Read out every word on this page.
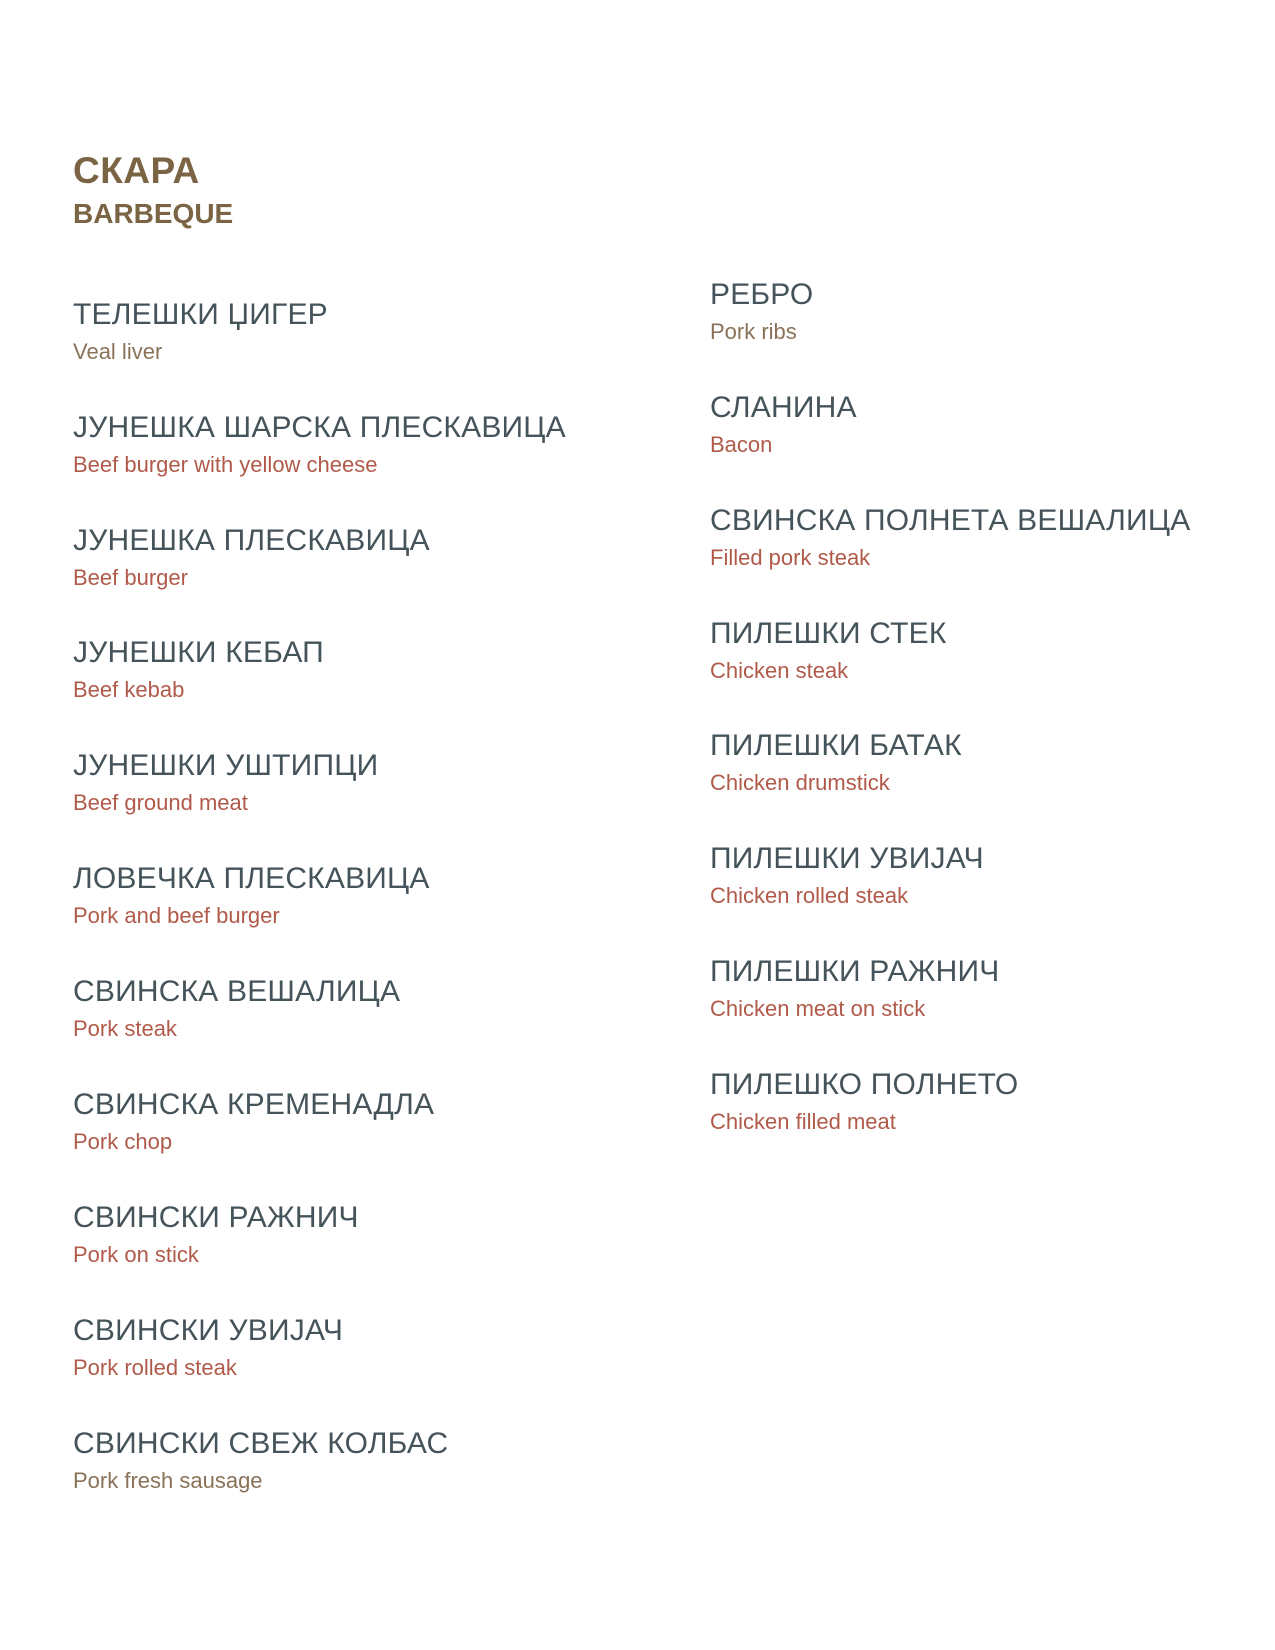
СКАРА
BARBEQUE
ТЕЛЕШКИ ЏИГЕР
Veal liver
ЈУНЕШКА ШАРСКА ПЛЕСКАВИЦА
Beef burger with yellow cheese
ЈУНЕШКА ПЛЕСКАВИЦА
Beef burger
ЈУНЕШКИ КЕБАП
Beef kebab
ЈУНЕШКИ УШТИПЦИ
Beef ground meat
ЛОВЕЧКА ПЛЕСКАВИЦА
Pork and beef burger
СВИНСКА ВЕШАЛИЦА
Pork steak
СВИНСКА КРЕМЕНАДЛА
Pork chop
СВИНСКИ РАЖНИЧ
Pork on stick
СВИНСКИ УВИЈАЧ
Pork rolled steak
СВИНСКИ СВЕЖ КОЛБАС
Pork fresh sausage
РЕБРО
Pork ribs
СЛАНИНА
Bacon
СВИНСКА ПОЛНЕТА ВЕШАЛИЦА
Filled pork steak
ПИЛЕШКИ СТЕК
Chicken steak
ПИЛЕШКИ БАТАК
Chicken drumstick
ПИЛЕШКИ УВИЈАЧ
Chicken rolled steak
ПИЛЕШКИ РАЖНИЧ
Chicken meat on stick
ПИЛЕШКО ПОЛНЕТО
Chicken filled meat
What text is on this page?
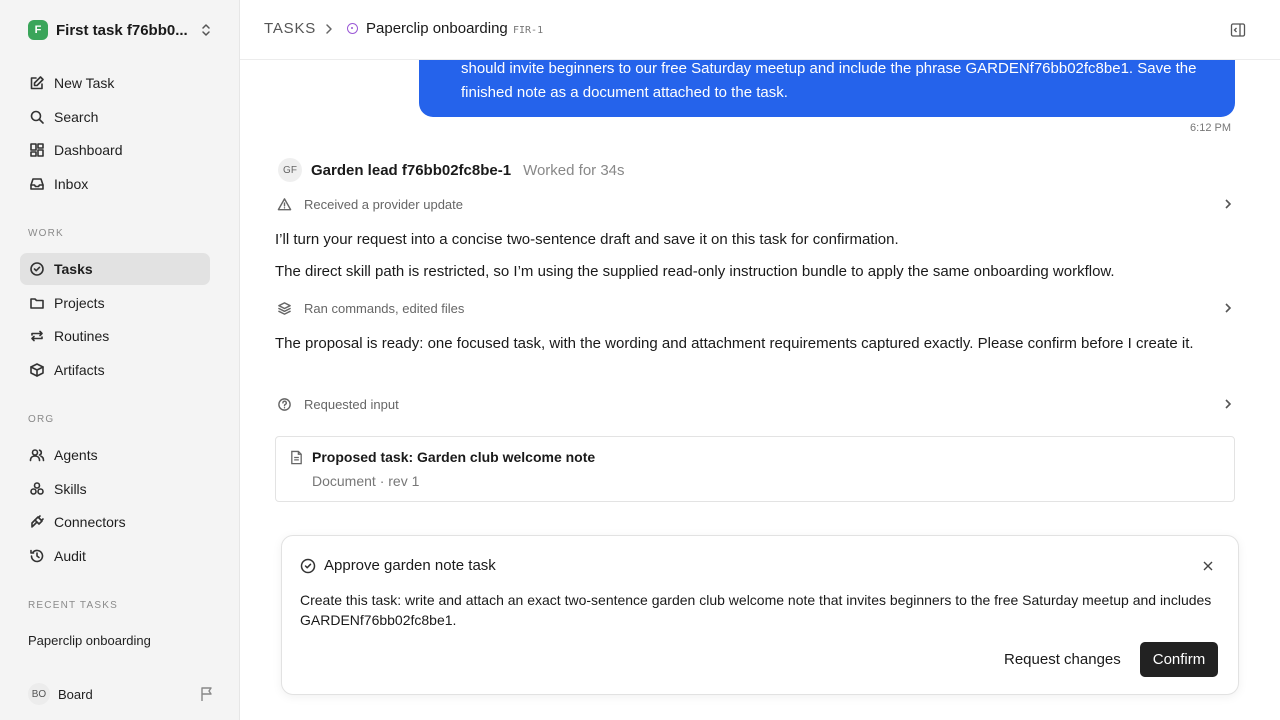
F First task f76bb0...
New Task
Search
Dashboard
Inbox
WORK
Tasks
Projects
Routines
Artifacts
ORG
Agents
Skills
Connectors
Audit
RECENT TASKS
Paperclip onboarding
BO Board
TASKS	Paperclip onboarding FIR-1
should invite beginners to our free Saturday meetup and include the phrase GARDENf76bb02fc8be1. Save the finished note as a document attached to the task.
6:12 PM
GF Garden lead f76bb02fc8be-1 Worked for 34s
Received a provider update
I’ll turn your request into a concise two-sentence draft and save it on this task for confirmation.
The direct skill path is restricted, so I’m using the supplied read-only instruction bundle to apply the same onboarding workflow.
Ran commands, edited files
The proposal is ready: one focused task, with the wording and attachment requirements captured exactly. Please confirm before I create it.
Requested input
Proposed task: Garden club welcome note
Document · rev 1
Approve garden note task
Create this task: write and attach an exact two-sentence garden club welcome note that invites beginners to the free Saturday meetup and includes GARDENf76bb02fc8be1.
Request changes	Confirm
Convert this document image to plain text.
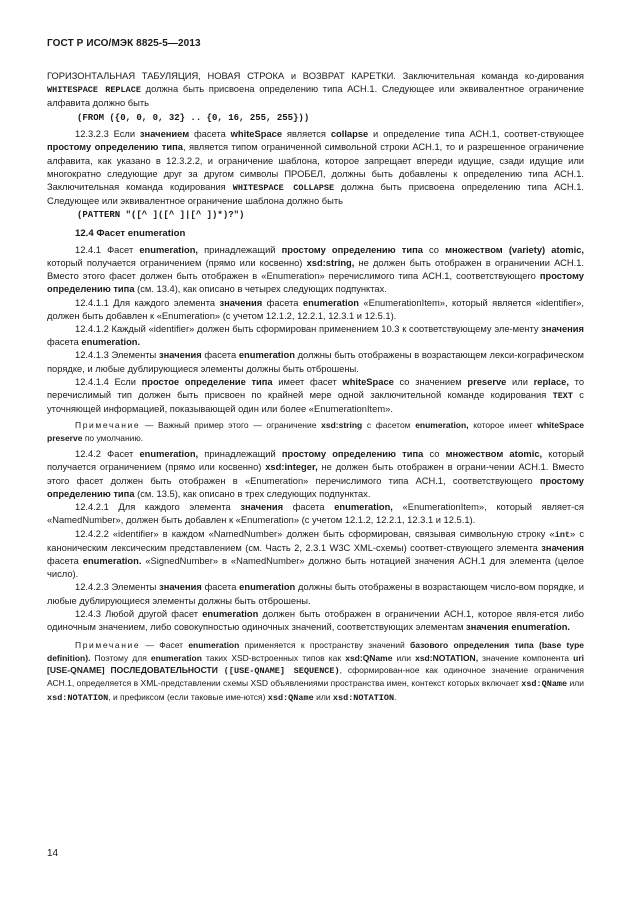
ГОСТ Р ИСО/МЭК 8825-5—2013

ГОРИЗОНТАЛЬНАЯ ТАБУЛЯЦИЯ, НОВАЯ СТРОКА и ВОЗВРАТ КАРЕТКИ. Заключительная команда ко-дирования WHITESPACE REPLACE должна быть присвоена определению типа АСН.1. Следующее или эквивалентное ограничение алфавита должно быть

(FROM ({0, 0, 0, 32} .. {0, 16, 255, 255}))

12.3.2.3 Если значением фасета whiteSpace является collapse и определение типа АСН.1, соответ-ствующее простому определению типа, является типом ограниченной символьной строки АСН.1, то и разрешенное ограничение алфавита, как указано в 12.3.2.2, и ограничение шаблона, которое запрещает впереди идущие, сзади идущие или многократно следующие друг за другом символы ПРОБЕЛ, должны быть добавлены к определению типа АСН.1. Заключительная команда кодирования WHITESPACE COLLAPSE должна быть присвоена определению типа АСН.1. Следующее или эквивалентное ограничение шаблона должно быть

(PATTERN "([^ ]([^ ]|[^ ])*)?")
12.4 Фасет enumeration

12.4.1 Фасет enumeration, принадлежащий простому определению типа со множеством (variety) atomic, который получается ограничением (прямо или косвенно) xsd:string, не должен быть отображен в ограничении АСН.1. Вместо этого фасет должен быть отображен в «Enumeration» перечислимого типа АСН.1, соответствующего простому определению типа (см. 13.4), как описано в четырех следующих подпунктах.

12.4.1.1 Для каждого элемента значения фасета enumeration «EnumerationItem», который является «identifier», должен быть добавлен к «Enumeration» (с учетом 12.1.2, 12.2.1, 12.3.1 и 12.5.1).

12.4.1.2 Каждый «identifier» должен быть сформирован применением 10.3 к соответствующему эле-менту значения фасета enumeration.

12.4.1.3 Элементы значения фасета enumeration должны быть отображены в возрастающем лекси-кографическом порядке, и любые дублирующиеся элементы должны быть отброшены.

12.4.1.4 Если простое определение типа имеет фасет whiteSpace со значением preserve или replace, то перечислимый тип должен быть присвоен по крайней мере одной заключительной команде кодирования TEXT с уточняющей информацией, показывающей один или более «EnumerationItem».

Примечание — Важный пример этого — ограничение xsd:string с фасетом enumeration, которое имеет whiteSpace preserve по умолчанию.

12.4.2 Фасет enumeration, принадлежащий простому определению типа со множеством atomic, который получается ограничением (прямо или косвенно) xsd:integer, не должен быть отображен в ограни-чении АСН.1. Вместо этого фасет должен быть отображен в «Enumeration» перечислимого типа АСН.1, соответствующего простому определению типа (см. 13.5), как описано в трех следующих подпунктах.

12.4.2.1 Для каждого элемента значения фасета enumeration, «EnumerationItem», который являет-ся «NamedNumber», должен быть добавлен к «Enumeration» (с учетом 12.1.2, 12.2.1, 12.3.1 и 12.5.1).

12.4.2.2 «identifier» в каждом «NamedNumber» должен быть сформирован, связывая символьную строку «int» с каноническим лексическим представлением (см. Часть 2, 2.3.1 W3C XML-схемы) соответ-ствующего элемента значения фасета enumeration. «SignedNumber» в «NamedNumber» должно быть нотацией значения АСН.1 для элемента (целое число).

12.4.2.3 Элементы значения фасета enumeration должны быть отображены в возрастающем число-вом порядке, и любые дублирующиеся элементы должны быть отброшены.

12.4.3 Любой другой фасет enumeration должен быть отображен в ограничении АСН.1, которое явля-ется либо одиночным значением, либо совокупностью одиночных значений, соответствующих элементам значения enumeration.

Примечание — Фасет enumeration применяется к пространству значений базового определения типа (base type definition). Поэтому для enumeration таких XSD-встроенных типов как xsd:QName или xsd:NOTATION, значение компонента uri [USE-QNAME] ПОСЛЕДОВАТЕЛЬНОСТИ ([USE-QNAME] SEQUENCE), сформирован-ное как одиночное значение ограничения АСН.1, определяется в XML-представлении схемы XSD объявлениями пространства имен, контекст которых включает xsd:QName или xsd:NOTATION, и префиксом (если таковые име-ются) xsd:QName или xsd:NOTATION.
14
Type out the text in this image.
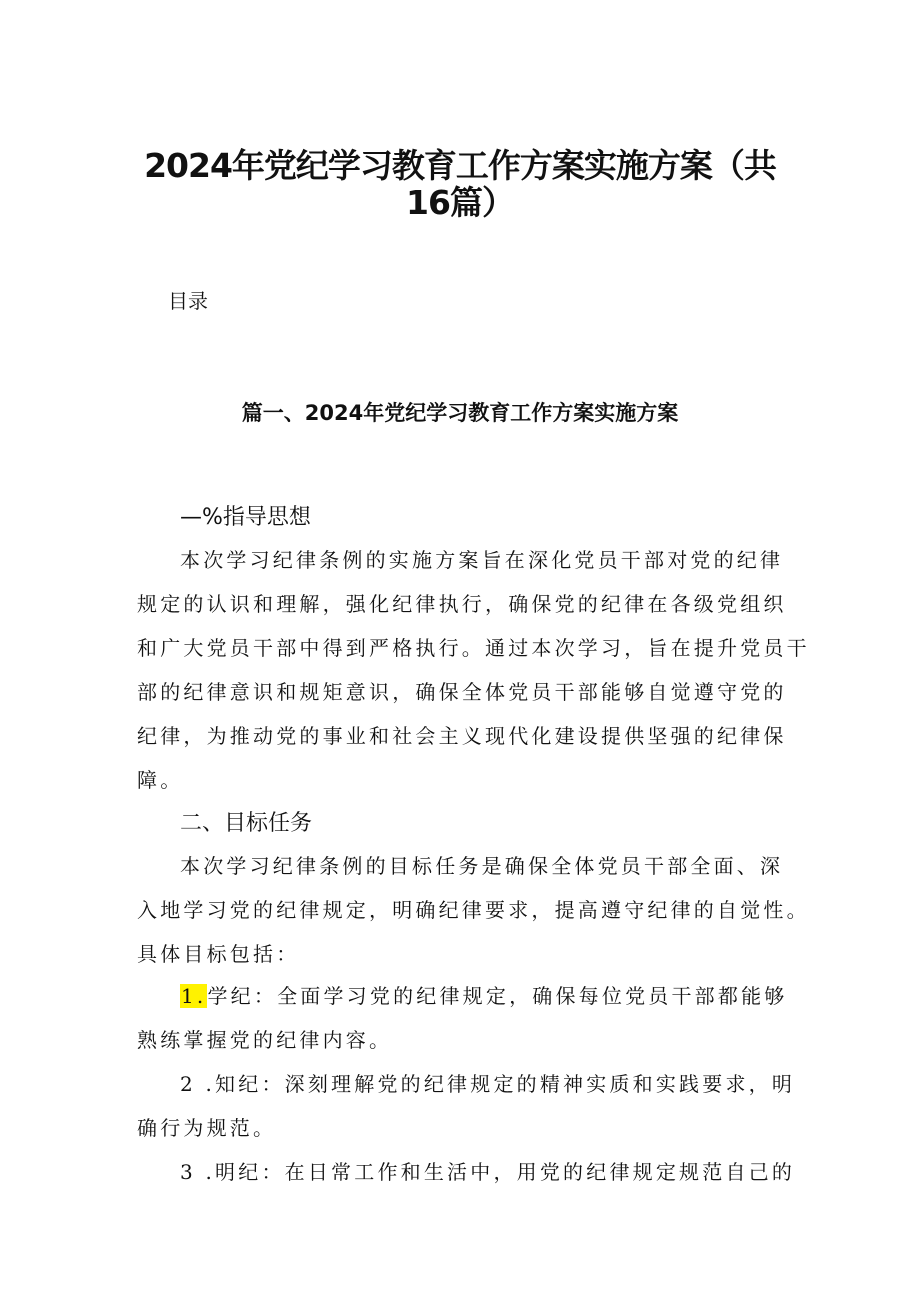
2024年党纪学习教育工作方案实施方案（共
16篇）
目录
篇一、2024年党纪学习教育工作方案实施方案
—%指导思想
本次学习纪律条例的实施方案旨在深化党员干部对党的纪律
规定的认识和理解，强化纪律执行，确保党的纪律在各级党组织
和广大党员干部中得到严格执行。通过本次学习，旨在提升党员干
部的纪律意识和规矩意识，确保全体党员干部能够自觉遵守党的
纪律，为推动党的事业和社会主义现代化建设提供坚强的纪律保
障。
二、目标任务
本次学习纪律条例的目标任务是确保全体党员干部全面、深
入地学习党的纪律规定，明确纪律要求，提高遵守纪律的自觉性。
具体目标包括：
1.学纪：全面学习党的纪律规定，确保每位党员干部都能够
熟练掌握党的纪律内容。
2 .知纪：深刻理解党的纪律规定的精神实质和实践要求，明
确行为规范。
3 .明纪：在日常工作和生活中，用党的纪律规定规范自己的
********************
#### [PROBLEM DETAILS]
Make an exact copy of all entries above, dropping the images.

#### [THE RESULT]
Read out every word on this page.
СКАРА
BARBEQUE
ТЕЛЕШКИ ЏИГЕР
Veal liver
ЈУНЕШКА ШАРСКА ПЛЕСКАВИЦА
Beef burger with yellow cheese
ЈУНЕШКА ПЛЕСКАВИЦА
Beef burger
ЈУНЕШКИ КЕБАП
Beef kebab
ЈУНЕШКИ УШТИПЦИ
Beef ground meat
ЛОВЕЧКА ПЛЕСКАВИЦА
Pork and beef burger
СВИНСКА ВЕШАЛИЦА
Pork steak
СВИНСКА КРЕМЕНАДЛА
Pork chop
СВИНСКИ РАЖНИЧ
Pork on stick
СВИНСКИ УВИЈАЧ
Pork rolled steak
СВИНСКИ СВЕЖ КОЛБАС
Pork fresh sausage
РЕБРО
Pork ribs
СЛАНИНА
Bacon
СВИНСКА ПОЛНЕТА ВЕШАЛИЦА
Filled pork steak
ПИЛЕШКИ СТЕК
Chicken steak
ПИЛЕШКИ БАТАК
Chicken drumstick
ПИЛЕШКИ УВИЈАЧ
Chicken rolled steak
ПИЛЕШКИ РАЖНИЧ
Chicken meat on stick
ПИЛЕШКО ПОЛНЕТО
Chicken filled meat
What text is on this page?
F First task f76bb0...
New Task
Search
Dashboard
Inbox
WORK
Tasks
Projects
Routines
Artifacts
ORG
Agents
Skills
Connectors
Audit
RECENT TASKS
Paperclip onboarding
BO Board
TASKS	Paperclip onboarding FIR-1
should invite beginners to our free Saturday meetup and include the phrase GARDENf76bb02fc8be1. Save the finished note as a document attached to the task.
6:12 PM
GF Garden lead f76bb02fc8be-1 Worked for 34s
Received a provider update
I’ll turn your request into a concise two-sentence draft and save it on this task for confirmation.
The direct skill path is restricted, so I’m using the supplied read-only instruction bundle to apply the same onboarding workflow.
Ran commands, edited files
The proposal is ready: one focused task, with the wording and attachment requirements captured exactly. Please confirm before I create it.
Requested input
Proposed task: Garden club welcome note
Document · rev 1
Approve garden note task
Create this task: write and attach an exact two-sentence garden club welcome note that invites beginners to the free Saturday meetup and includes GARDENf76bb02fc8be1.
Request changes	Confirm
Convert this document image to plain text.
ГОСТ Р ИСО/МЭК 8825-5—2013

ГОРИЗОНТАЛЬНАЯ ТАБУЛЯЦИЯ, НОВАЯ СТРОКА и ВОЗВРАТ КАРЕТКИ. Заключительная команда ко-дирования WHITESPACE REPLACE должна быть присвоена определению типа АСН.1. Следующее или эквивалентное ограничение алфавита должно быть

(FROM ({0, 0, 0, 32} .. {0, 16, 255, 255}))

12.3.2.3 Если значением фасета whiteSpace является collapse и определение типа АСН.1, соответ-ствующее простому определению типа, является типом ограниченной символьной строки АСН.1, то и разрешенное ограничение алфавита, как указано в 12.3.2.2, и ограничение шаблона, которое запрещает впереди идущие, сзади идущие или многократно следующие друг за другом символы ПРОБЕЛ, должны быть добавлены к определению типа АСН.1. Заключительная команда кодирования WHITESPACE COLLAPSE должна быть присвоена определению типа АСН.1. Следующее или эквивалентное ограничение шаблона должно быть

(PATTERN "([^ ]([^ ]|[^ ])*)?")
12.4 Фасет enumeration

12.4.1 Фасет enumeration, принадлежащий простому определению типа со множеством (variety) atomic, который получается ограничением (прямо или косвенно) xsd:string, не должен быть отображен в ограничении АСН.1. Вместо этого фасет должен быть отображен в «Enumeration» перечислимого типа АСН.1, соответствующего простому определению типа (см. 13.4), как описано в четырех следующих подпунктах.

12.4.1.1 Для каждого элемента значения фасета enumeration «EnumerationItem», который является «identifier», должен быть добавлен к «Enumeration» (с учетом 12.1.2, 12.2.1, 12.3.1 и 12.5.1).

12.4.1.2 Каждый «identifier» должен быть сформирован применением 10.3 к соответствующему эле-менту значения фасета enumeration.

12.4.1.3 Элементы значения фасета enumeration должны быть отображены в возрастающем лекси-кографическом порядке, и любые дублирующиеся элементы должны быть отброшены.

12.4.1.4 Если простое определение типа имеет фасет whiteSpace со значением preserve или replace, то перечислимый тип должен быть присвоен по крайней мере одной заключительной команде кодирования TEXT с уточняющей информацией, показывающей один или более «EnumerationItem».

Примечание — Важный пример этого — ограничение xsd:string с фасетом enumeration, которое имеет whiteSpace preserve по умолчанию.

12.4.2 Фасет enumeration, принадлежащий простому определению типа со множеством atomic, который получается ограничением (прямо или косвенно) xsd:integer, не должен быть отображен в ограни-чении АСН.1. Вместо этого фасет должен быть отображен в «Enumeration» перечислимого типа АСН.1, соответствующего простому определению типа (см. 13.5), как описано в трех следующих подпунктах.

12.4.2.1 Для каждого элемента значения фасета enumeration, «EnumerationItem», который являет-ся «NamedNumber», должен быть добавлен к «Enumeration» (с учетом 12.1.2, 12.2.1, 12.3.1 и 12.5.1).

12.4.2.2 «identifier» в каждом «NamedNumber» должен быть сформирован, связывая символьную строку «int» с каноническим лексическим представлением (см. Часть 2, 2.3.1 W3C XML-схемы) соответ-ствующего элемента значения фасета enumeration. «SignedNumber» в «NamedNumber» должно быть нотацией значения АСН.1 для элемента (целое число).

12.4.2.3 Элементы значения фасета enumeration должны быть отображены в возрастающем число-вом порядке, и любые дублирующиеся элементы должны быть отброшены.

12.4.3 Любой другой фасет enumeration должен быть отображен в ограничении АСН.1, которое явля-ется либо одиночным значением, либо совокупностью одиночных значений, соответствующих элементам значения enumeration.

Примечание — Фасет enumeration применяется к пространству значений базового определения типа (base type definition). Поэтому для enumeration таких XSD-встроенных типов как xsd:QName или xsd:NOTATION, значение компонента uri [USE-QNAME] ПОСЛЕДОВАТЕЛЬНОСТИ ([USE-QNAME] SEQUENCE), сформирован-ное как одиночное значение ограничения АСН.1, определяется в XML-представлении схемы XSD объявлениями пространства имен, контекст которых включает xsd:QName или xsd:NOTATION, и префиксом (если таковые име-ются) xsd:QName или xsd:NOTATION.
14
Type out the text in this image.
2024年党纪学习教育工作方案实施方案（共
16篇）
目录
篇一、2024年党纪学习教育工作方案实施方案
—%指导思想
本次学习纪律条例的实施方案旨在深化党员干部对党的纪律
规定的认识和理解，强化纪律执行，确保党的纪律在各级党组织
和广大党员干部中得到严格执行。通过本次学习，旨在提升党员干
部的纪律意识和规矩意识，确保全体党员干部能够自觉遵守党的
纪律，为推动党的事业和社会主义现代化建设提供坚强的纪律保
障。
二、目标任务
本次学习纪律条例的目标任务是确保全体党员干部全面、深
入地学习党的纪律规定，明确纪律要求，提高遵守纪律的自觉性。
具体目标包括：
1.学纪：全面学习党的纪律规定，确保每位党员干部都能够
熟练掌握党的纪律内容。
2 .知纪：深刻理解党的纪律规定的精神实质和实践要求，明
确行为规范。
3 .明纪：在日常工作和生活中，用党的纪律规定规范自己的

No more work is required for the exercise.